Extract to read:
=== Section Start ===
Diadenosine pentaphosphate increases levels of intracellular calcium in astrocytes by a mechanism involving release from caffeine/ryanodine- and IP3-sensitive stores.

Abstract

Diadenosine polyphosphates (ApnAs, n = 2 to 6 phosphate groups) activate P2-type cell-surface adenine nucleotide purinoreceptors, increase the influx of calcium into neural cells, and modulate the binding of ryanodine to ryanodine receptor-regulated intracellular calcium release channels. In this study, we tested the hypothesis, using single cell fluorescence techniques and cultured human fetal astrocytes, that p1, P5-di(adenosine-5') pentaphosphate (Ap5A)-induced increases in levels of intracellular calcium ([Ca2+]i) resulted from release of calcium from intracellular pools. Basal [Ca2+]i were 141+/-12 nM and Ap5A increased [Ca2+]i to 980+/-150 nM. The effect of Ap5A on [Ca2+]i was mediated in part through activation of purinoceptors and influx of extracellular calcium because the purinoceptor antagonist pyridoxal-phosphate-6-azophenel-2', 4'-disuphonic acid blocked by 52%, and chelation of extracellular calcium with EGTA prevented, almost completely, Ap5A-induced increases in [Ca2+]i. Implicating calcium release from IP3- and ryanodine-regulated pools of intracellular calcium were findings that Ap5A-induced increases in [Ca2+]i were blocked, at least in part, by thapsigargin, ryanodine, caffeine, and xestospongin, and Ap5A increased by 2-fold the production of IP3. Release of calcium from IP3- and ryanodine-regulated intracellular pools may be an important signaling event in neural cells that are exposed to Ap5A.
=== Section End ===
Source data:
=== Section Start ===
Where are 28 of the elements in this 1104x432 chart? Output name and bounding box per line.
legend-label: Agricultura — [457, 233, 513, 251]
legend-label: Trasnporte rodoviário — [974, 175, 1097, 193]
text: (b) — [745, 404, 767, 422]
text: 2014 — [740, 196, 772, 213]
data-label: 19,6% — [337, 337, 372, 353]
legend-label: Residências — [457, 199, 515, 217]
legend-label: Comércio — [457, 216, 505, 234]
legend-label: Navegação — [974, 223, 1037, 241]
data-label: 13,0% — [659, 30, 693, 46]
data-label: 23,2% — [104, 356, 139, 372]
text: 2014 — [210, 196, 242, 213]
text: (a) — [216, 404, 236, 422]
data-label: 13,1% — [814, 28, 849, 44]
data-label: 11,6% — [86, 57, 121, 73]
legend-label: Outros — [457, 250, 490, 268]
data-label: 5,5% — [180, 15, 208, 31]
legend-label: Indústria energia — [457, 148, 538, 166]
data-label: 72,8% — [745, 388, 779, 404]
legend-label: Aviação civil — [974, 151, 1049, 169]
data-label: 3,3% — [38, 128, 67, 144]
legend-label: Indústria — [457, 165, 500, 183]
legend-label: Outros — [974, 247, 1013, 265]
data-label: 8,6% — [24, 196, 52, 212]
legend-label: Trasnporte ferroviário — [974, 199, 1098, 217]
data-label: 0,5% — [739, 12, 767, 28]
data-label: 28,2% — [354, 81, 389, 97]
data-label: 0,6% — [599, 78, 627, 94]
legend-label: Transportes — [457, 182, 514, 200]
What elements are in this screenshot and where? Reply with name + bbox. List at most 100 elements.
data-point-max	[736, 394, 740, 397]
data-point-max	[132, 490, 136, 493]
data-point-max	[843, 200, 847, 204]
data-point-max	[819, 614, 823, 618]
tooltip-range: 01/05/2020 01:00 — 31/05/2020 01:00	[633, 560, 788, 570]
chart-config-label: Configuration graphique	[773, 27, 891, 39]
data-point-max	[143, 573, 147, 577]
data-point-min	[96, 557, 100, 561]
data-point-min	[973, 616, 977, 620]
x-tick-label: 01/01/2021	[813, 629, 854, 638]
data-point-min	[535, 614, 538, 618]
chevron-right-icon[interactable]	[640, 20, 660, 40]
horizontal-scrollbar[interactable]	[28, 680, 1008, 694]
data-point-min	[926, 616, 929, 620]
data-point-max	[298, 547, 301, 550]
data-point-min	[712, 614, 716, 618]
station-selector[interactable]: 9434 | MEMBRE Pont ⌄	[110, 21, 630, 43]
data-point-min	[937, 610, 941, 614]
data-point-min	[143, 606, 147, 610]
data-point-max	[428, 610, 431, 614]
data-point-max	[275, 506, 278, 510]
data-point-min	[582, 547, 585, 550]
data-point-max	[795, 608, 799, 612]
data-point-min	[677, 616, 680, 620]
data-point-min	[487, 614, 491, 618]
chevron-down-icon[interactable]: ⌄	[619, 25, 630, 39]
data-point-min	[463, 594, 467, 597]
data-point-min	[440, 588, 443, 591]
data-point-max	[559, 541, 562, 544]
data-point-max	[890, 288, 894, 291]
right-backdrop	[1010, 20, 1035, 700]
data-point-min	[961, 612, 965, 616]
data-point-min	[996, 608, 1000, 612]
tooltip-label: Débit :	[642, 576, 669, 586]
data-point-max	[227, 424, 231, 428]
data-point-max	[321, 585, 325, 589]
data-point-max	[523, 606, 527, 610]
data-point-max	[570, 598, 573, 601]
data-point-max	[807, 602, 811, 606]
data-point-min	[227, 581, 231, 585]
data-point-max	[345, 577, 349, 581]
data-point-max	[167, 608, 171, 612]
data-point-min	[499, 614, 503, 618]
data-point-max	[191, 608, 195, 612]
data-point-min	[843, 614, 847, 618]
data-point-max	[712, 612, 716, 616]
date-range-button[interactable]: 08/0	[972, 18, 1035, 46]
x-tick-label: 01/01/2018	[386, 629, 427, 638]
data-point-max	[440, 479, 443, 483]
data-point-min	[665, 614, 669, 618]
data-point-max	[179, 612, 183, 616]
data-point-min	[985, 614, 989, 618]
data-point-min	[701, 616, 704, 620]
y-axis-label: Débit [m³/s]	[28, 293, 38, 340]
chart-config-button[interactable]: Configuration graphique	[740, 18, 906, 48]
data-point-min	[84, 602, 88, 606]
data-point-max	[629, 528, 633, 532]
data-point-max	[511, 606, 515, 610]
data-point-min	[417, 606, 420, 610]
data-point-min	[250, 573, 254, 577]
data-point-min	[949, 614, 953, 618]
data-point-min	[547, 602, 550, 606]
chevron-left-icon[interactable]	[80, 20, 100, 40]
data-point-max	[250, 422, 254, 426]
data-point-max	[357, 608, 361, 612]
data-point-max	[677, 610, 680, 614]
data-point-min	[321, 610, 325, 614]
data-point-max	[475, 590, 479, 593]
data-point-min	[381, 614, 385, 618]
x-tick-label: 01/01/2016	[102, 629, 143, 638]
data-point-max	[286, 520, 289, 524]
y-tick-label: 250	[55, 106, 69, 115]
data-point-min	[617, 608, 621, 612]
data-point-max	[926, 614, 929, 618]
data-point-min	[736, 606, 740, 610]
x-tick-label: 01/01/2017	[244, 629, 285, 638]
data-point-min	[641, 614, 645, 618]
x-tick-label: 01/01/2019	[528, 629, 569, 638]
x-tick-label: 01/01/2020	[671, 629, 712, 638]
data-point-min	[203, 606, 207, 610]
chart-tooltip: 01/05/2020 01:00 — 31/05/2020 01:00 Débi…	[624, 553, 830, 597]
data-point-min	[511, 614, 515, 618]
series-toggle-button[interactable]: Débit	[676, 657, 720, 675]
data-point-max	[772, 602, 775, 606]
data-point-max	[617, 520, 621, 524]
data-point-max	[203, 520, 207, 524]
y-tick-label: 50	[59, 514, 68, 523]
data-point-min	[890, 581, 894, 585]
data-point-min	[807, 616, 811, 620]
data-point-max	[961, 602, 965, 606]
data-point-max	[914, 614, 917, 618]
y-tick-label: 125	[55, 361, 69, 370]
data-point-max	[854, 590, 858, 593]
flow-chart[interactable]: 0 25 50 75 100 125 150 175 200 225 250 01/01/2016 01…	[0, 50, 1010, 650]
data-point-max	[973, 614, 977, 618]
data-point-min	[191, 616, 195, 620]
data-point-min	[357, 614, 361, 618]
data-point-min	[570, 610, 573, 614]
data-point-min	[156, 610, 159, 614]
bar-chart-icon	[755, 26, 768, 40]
=== Section End ===
Task instructions: Please write out the abstract on diadenosine pentaphosphate and astrocyte calcium in full, word for word. Rely only on the abstract on diadenosine pentaphosphate and astrocyte calcium, not on the records.

Task answer:
Diadenosine pentaphosphate increases levels of intracellular calcium in astrocytes by a mechanism involving release from caffeine/ryanodine- and IP3-sensitive stores.

Abstract

Diadenosine polyphosphates (ApnAs, n = 2 to 6 phosphate groups) activate P2-type cell-surface adenine nucleotide purinoreceptors, increase the influx of calcium into neural cells, and modulate the binding of ryanodine to ryanodine receptor-regulated intracellular calcium release channels. In this study, we tested the hypothesis, using single cell fluorescence techniques and cultured human fetal astrocytes, that p1, P5-di(adenosine-5') pentaphosphate (Ap5A)-induced increases in levels of intracellular calcium ([Ca2+]i) resulted from release of calcium from intracellular pools. Basal [Ca2+]i were 141+/-12 nM and Ap5A increased [Ca2+]i to 980+/-150 nM. The effect of Ap5A on [Ca2+]i was mediated in part through activation of purinoceptors and influx of extracellular calcium because the purinoceptor antagonist pyridoxal-phosphate-6-azophenel-2', 4'-disuphonic acid blocked by 52%, and chelation of extracellular calcium with EGTA prevented, almost completely, Ap5A-induced increases in [Ca2+]i. Implicating calcium release from IP3- and ryanodine-regulated pools of intracellular calcium were findings that Ap5A-induced increases in [Ca2+]i were blocked, at least in part, by thapsigargin, ryanodine, caffeine, and xestospongin, and Ap5A increased by 2-fold the production of IP3. Release of calcium from IP3- and ryanodine-regulated intracellular pools may be an important signaling event in neural cells that are exposed to Ap5A.